## Your tasks
• 1. In the assay excerpt, which software was used for all of the data analyses?
• 2. Using the figures given in the assay excerpt, explain why METT is described as having the highest DPPH scavenging activity of the three extracts.
• 3. Turn the paragraph of the assay excerpt beginning "All assays were conducted in triplicate" into a short bulleted list that keeps its main facts.

2.6. Statistical Analysis

All assays were conducted in triplicate and results are presented as means ± SEM (standard errors of means). The differences among different test groups were analyzed by one-way analysis of variance (ANOVA) followed by Tukey’s honestly significant difference post hoc test with α = 0.01. All of the data analyses were performed on GraphPad Prism version 8.0.2 for Windows (GraphPad Software version 8.0.2, San Diego, California, USA).

3. Results

3.1. In Vitro α-Amylase Inhibition Assay for Antidiabetic Activity

In this α-amylase inhibition, assay all three plant extracts demonstrated promising antidiabetic bioactivity comparison with acarbose as a potential antidiabetic drug described in Table 1 and Figure 1. The percentage of α-amylase inhibition increased with the increase of concentration density. Between 150 and 875 μg/mL concentrations, the EEMC showed the highest inhibition rate of the remaining two samples (METT and MEAC) with the IC₅₀ value of 300.9 ± 3.38 μg/mL. However, the IC₅₀ value of the α-amylase inhibition assay was 133.3 ± 0.82 μg/mL. The order for percentage of α-amylase inhibition was as follows: acarbose > EEMC > MEAC > METT at 1000 μg/mL conc.

3.2. Antioxidant Activity

3.2.1. Quantitative Estimation of DPPH

Utilizing the DPPH free radical scavenging qualitative assay, the antioxidant activity of EEMC, METT, and MEAC was studied compared to the standard candidate (ascorbic acid) summarized in Table 2 and Figure 2. Among all three samples extracted, the METT significantly showed the highest scavenging activity at 500 μg/mL concentration () with concentration-dependent tendency, and the minimum IC₅₀ value was 81.88 ± 0.99 μg/mL while the IC₅₀ value was 116.7 ± 2.21 and 162 ± 1.7 μg/mL for EEMC and MEAC, respectively. However, the minimum inhibitory concentration value of the standard drug was 45.43 ± 0.75 μg/mL.

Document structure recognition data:
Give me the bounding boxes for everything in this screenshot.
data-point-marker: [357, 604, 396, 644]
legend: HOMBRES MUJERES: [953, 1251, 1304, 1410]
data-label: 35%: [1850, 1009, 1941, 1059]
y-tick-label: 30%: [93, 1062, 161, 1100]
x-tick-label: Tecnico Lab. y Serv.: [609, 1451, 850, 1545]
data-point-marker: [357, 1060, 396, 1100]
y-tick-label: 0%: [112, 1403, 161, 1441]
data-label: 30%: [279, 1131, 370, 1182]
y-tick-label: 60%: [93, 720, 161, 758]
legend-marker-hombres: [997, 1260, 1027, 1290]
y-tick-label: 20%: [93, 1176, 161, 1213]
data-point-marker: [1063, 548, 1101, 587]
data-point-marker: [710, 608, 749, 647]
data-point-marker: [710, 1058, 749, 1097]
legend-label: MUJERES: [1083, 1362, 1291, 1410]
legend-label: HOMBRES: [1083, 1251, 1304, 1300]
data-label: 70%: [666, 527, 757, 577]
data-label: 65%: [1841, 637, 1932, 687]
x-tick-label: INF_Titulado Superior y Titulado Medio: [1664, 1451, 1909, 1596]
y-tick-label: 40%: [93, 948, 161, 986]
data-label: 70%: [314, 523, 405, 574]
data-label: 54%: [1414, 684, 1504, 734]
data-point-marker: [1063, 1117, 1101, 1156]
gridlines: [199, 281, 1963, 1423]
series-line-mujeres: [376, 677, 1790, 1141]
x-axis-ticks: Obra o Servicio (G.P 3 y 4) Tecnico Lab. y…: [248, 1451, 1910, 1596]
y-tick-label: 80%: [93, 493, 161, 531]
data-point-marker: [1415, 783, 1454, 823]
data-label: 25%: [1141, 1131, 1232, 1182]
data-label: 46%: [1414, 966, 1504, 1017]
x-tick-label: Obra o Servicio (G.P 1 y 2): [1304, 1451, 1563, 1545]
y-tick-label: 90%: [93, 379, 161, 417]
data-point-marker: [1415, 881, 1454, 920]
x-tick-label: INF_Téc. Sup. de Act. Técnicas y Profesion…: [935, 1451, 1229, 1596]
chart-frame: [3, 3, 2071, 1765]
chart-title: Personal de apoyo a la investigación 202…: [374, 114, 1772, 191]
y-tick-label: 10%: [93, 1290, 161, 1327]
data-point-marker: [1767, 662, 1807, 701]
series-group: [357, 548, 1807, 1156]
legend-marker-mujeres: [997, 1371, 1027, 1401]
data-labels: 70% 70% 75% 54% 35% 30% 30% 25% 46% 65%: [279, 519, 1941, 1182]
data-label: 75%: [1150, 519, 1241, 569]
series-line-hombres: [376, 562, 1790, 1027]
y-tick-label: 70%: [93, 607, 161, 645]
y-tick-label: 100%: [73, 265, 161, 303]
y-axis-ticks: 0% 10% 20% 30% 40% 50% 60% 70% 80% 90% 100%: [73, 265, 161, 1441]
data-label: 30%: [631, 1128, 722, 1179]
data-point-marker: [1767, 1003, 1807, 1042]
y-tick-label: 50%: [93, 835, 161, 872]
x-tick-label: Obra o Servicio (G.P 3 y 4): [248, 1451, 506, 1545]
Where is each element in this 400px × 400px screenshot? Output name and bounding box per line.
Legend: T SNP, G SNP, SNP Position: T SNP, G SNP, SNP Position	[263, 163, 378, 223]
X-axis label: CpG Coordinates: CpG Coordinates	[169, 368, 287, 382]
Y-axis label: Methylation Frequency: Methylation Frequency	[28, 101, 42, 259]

## Answers to the problems
• 1. GraphPad Prism version 8.0.2 for Windows.

• 2. METT had the lowest IC₅₀ value of the three extracts, 81.88 ± 0.99 μg/mL. EEMC's value was 116.7 ± 2.21 μg/mL and MEAC's was 162 ± 1.7 μg/mL.

• 3.
- Every assay was run in triplicate.
- Results are given as means ± SEM (standard errors of means).
- Differences among test groups were analyzed with one-way ANOVA and then Tukey's honestly significant difference post hoc test, with α = 0.01.
- All data analyses were done in GraphPad Prism version 8.0.2 for Windows (GraphPad Software, San Diego, California, USA).